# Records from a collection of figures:
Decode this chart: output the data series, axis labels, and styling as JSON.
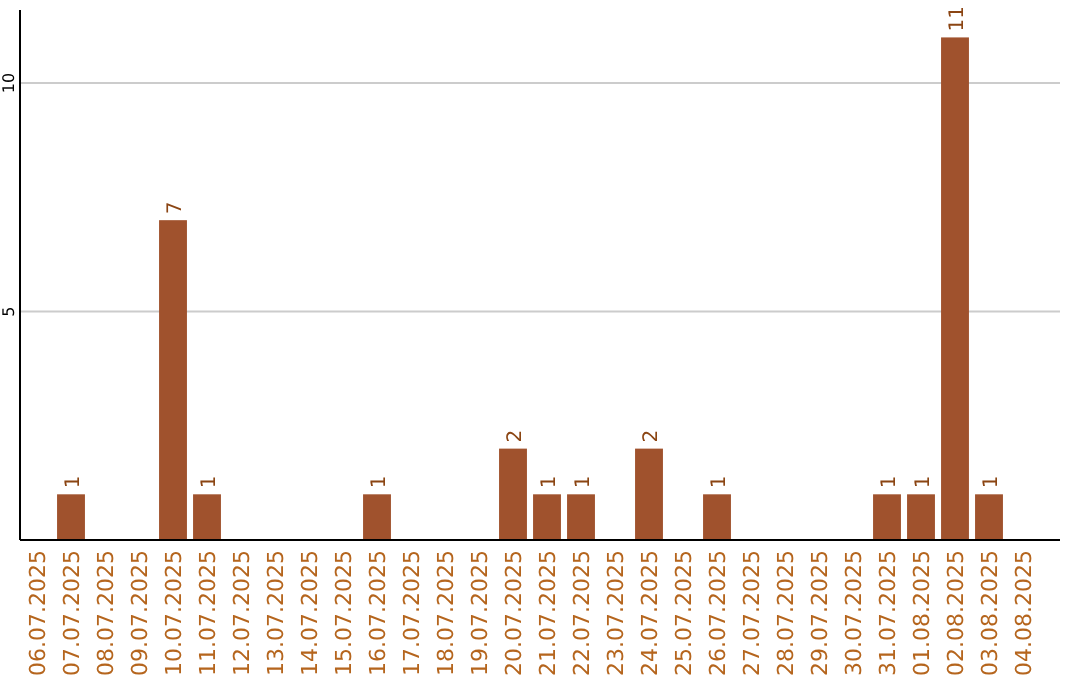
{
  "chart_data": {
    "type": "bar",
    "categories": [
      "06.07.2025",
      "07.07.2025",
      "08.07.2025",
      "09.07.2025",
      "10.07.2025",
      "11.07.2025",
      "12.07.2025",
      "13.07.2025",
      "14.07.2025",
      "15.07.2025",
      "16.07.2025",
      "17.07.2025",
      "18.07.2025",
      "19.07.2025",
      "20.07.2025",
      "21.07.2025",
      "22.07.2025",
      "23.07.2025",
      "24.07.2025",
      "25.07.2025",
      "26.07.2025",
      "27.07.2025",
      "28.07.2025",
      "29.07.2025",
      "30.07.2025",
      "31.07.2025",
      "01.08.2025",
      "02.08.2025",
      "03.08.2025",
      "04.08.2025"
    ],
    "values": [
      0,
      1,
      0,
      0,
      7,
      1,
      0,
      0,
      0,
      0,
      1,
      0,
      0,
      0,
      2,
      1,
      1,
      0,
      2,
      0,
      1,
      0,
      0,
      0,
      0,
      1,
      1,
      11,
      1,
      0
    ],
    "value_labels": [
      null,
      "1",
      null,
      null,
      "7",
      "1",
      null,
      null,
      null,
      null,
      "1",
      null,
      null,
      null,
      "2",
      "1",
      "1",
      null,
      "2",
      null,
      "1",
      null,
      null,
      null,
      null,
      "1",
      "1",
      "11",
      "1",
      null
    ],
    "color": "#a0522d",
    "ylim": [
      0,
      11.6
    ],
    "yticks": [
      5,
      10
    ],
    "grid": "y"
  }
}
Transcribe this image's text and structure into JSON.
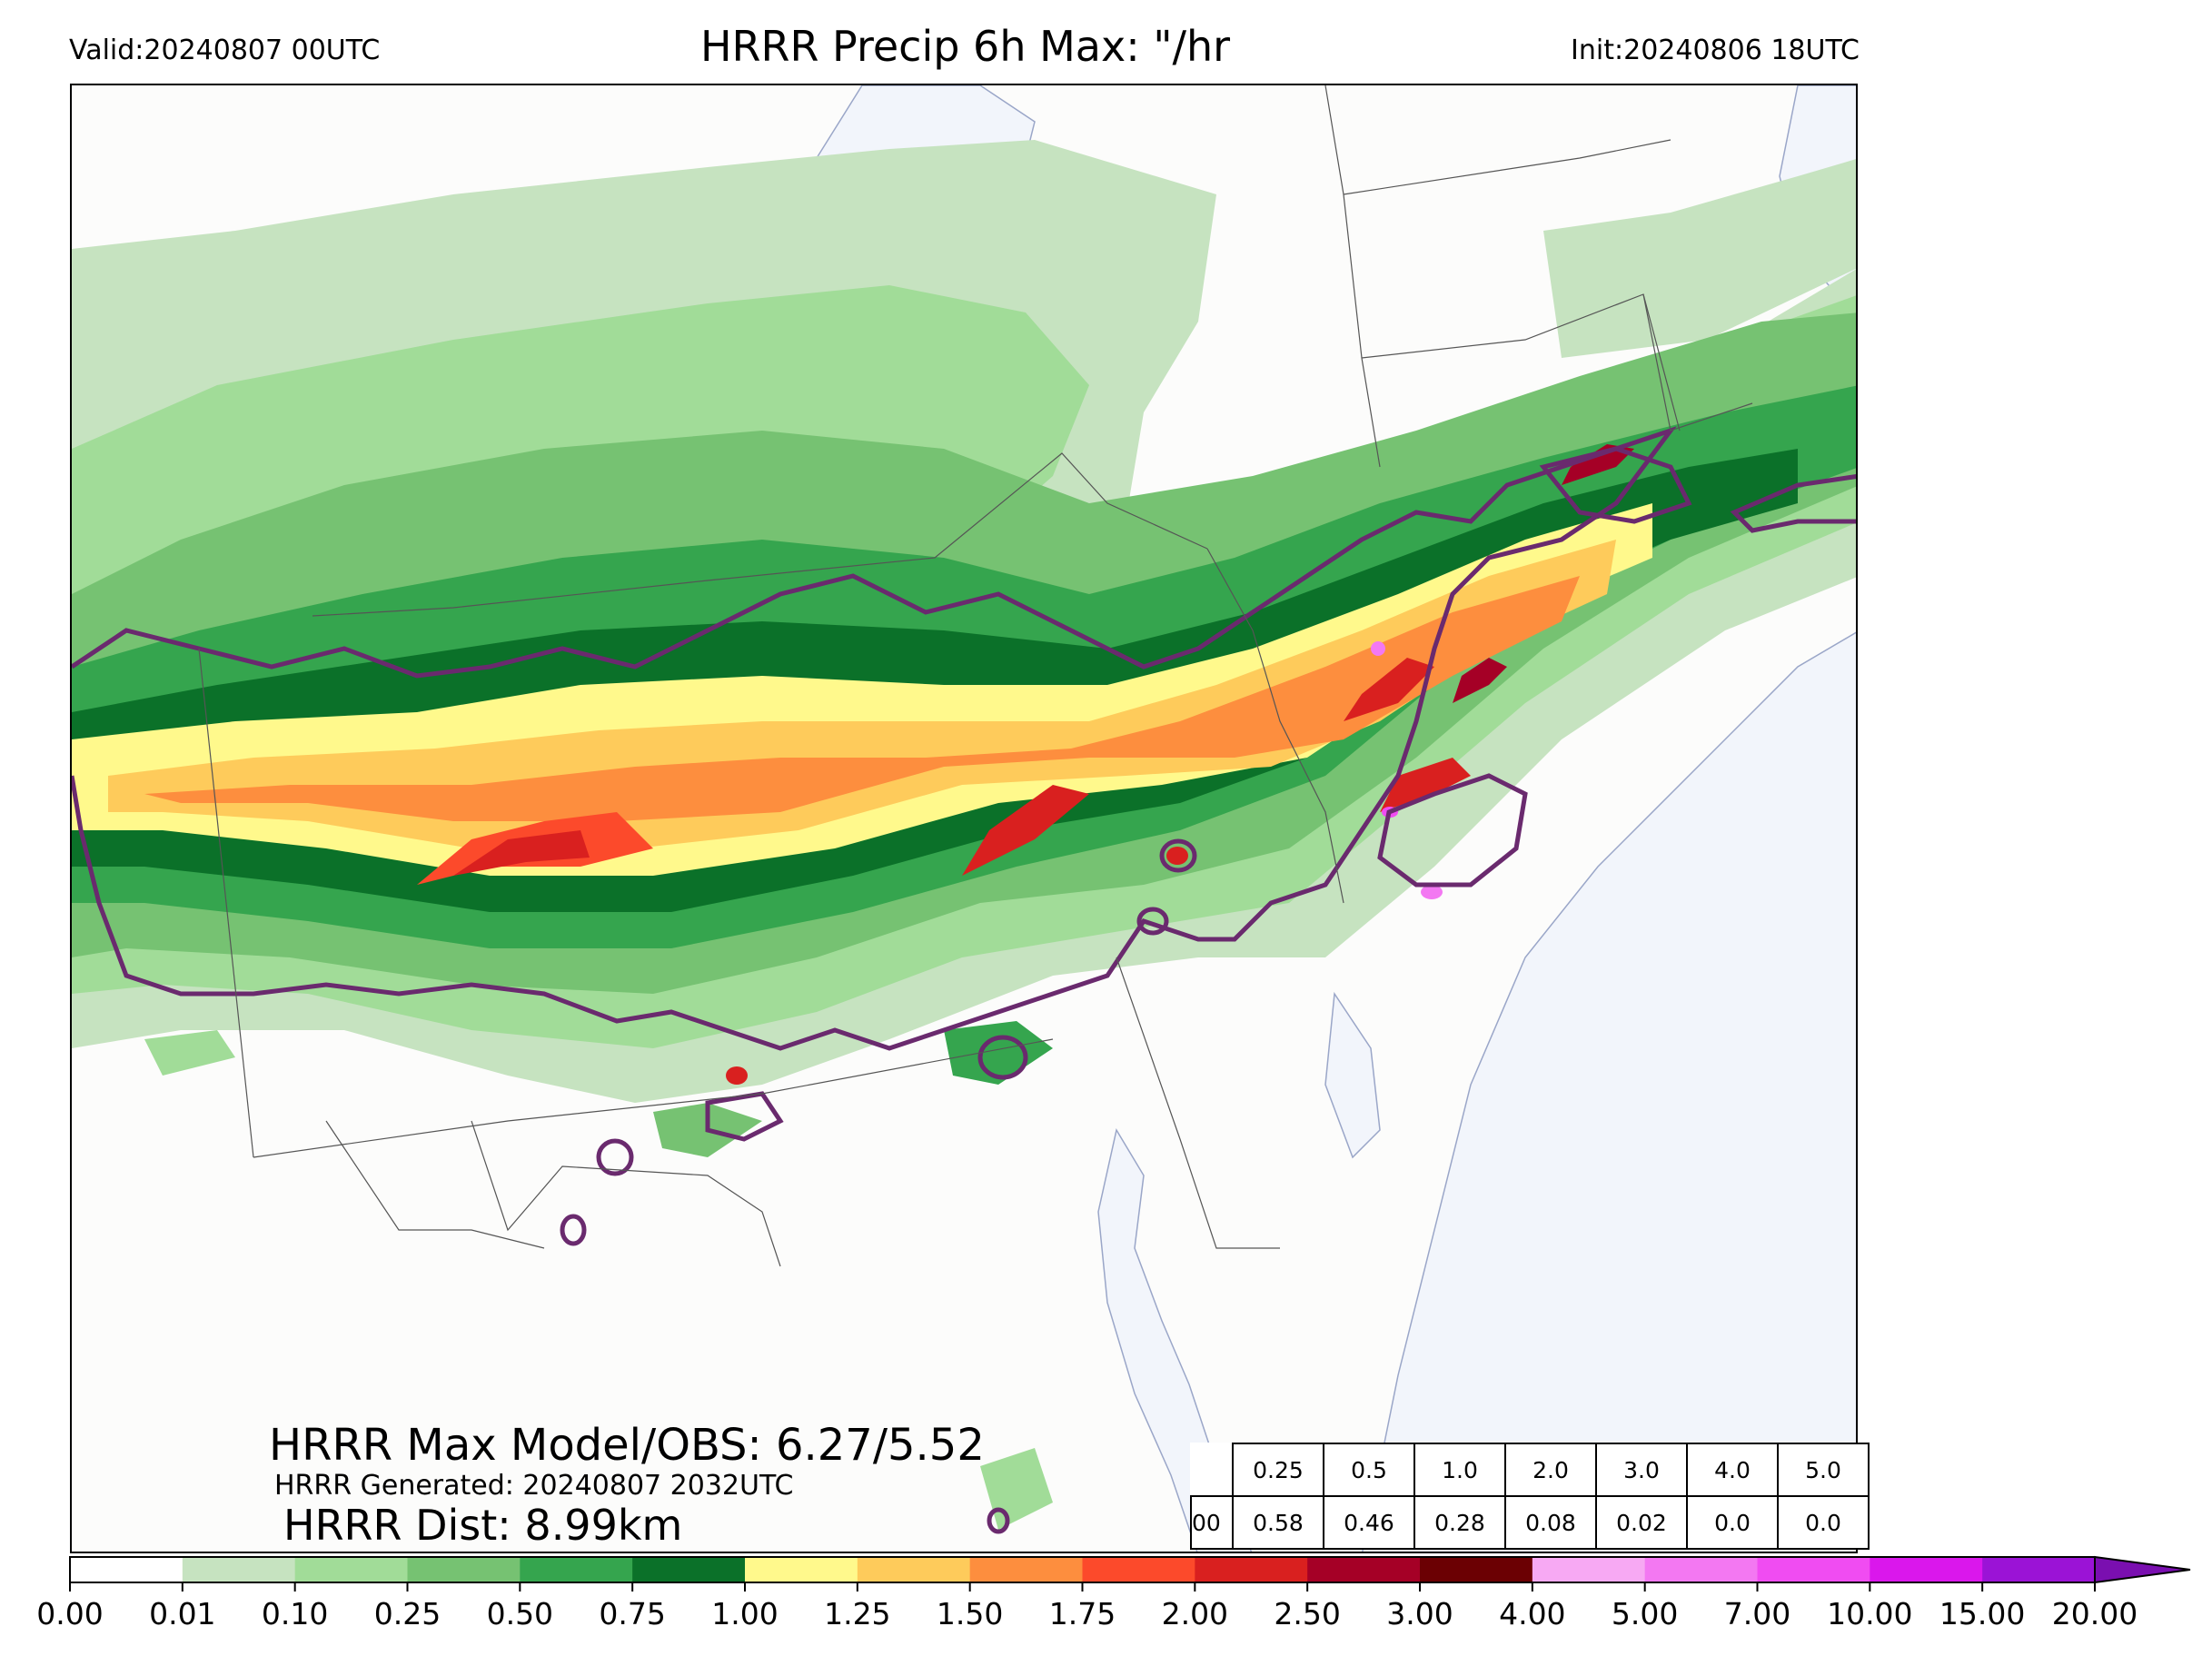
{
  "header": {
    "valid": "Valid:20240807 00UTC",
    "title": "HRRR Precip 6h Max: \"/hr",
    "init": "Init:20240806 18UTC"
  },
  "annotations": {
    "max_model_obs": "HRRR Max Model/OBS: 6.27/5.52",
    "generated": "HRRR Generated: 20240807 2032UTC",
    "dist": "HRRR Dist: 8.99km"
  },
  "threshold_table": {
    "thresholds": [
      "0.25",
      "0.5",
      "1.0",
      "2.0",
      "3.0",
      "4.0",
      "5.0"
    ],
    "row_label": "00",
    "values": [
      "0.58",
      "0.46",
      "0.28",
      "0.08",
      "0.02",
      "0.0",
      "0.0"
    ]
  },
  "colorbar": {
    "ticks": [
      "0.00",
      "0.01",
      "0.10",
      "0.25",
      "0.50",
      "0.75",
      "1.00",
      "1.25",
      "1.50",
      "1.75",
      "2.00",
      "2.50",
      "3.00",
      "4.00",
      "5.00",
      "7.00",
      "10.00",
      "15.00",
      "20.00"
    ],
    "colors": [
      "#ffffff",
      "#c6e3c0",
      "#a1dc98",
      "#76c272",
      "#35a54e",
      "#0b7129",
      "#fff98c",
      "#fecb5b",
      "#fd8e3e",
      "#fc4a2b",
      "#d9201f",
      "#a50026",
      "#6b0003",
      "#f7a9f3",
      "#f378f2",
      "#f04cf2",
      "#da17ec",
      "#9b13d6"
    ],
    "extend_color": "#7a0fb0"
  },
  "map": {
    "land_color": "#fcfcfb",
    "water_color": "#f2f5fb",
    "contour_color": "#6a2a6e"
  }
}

# What is asked:
Look through the material above. Copy each line where the word "HRRR" appears.

# Solution to this task:
    "title": "HRRR Precip 6h Max: \"/hr",
    "max_model_obs": "HRRR Max Model/OBS: 6.27/5.52",
    "generated": "HRRR Generated: 20240807 2032UTC",
    "dist": "HRRR Dist: 8.99km"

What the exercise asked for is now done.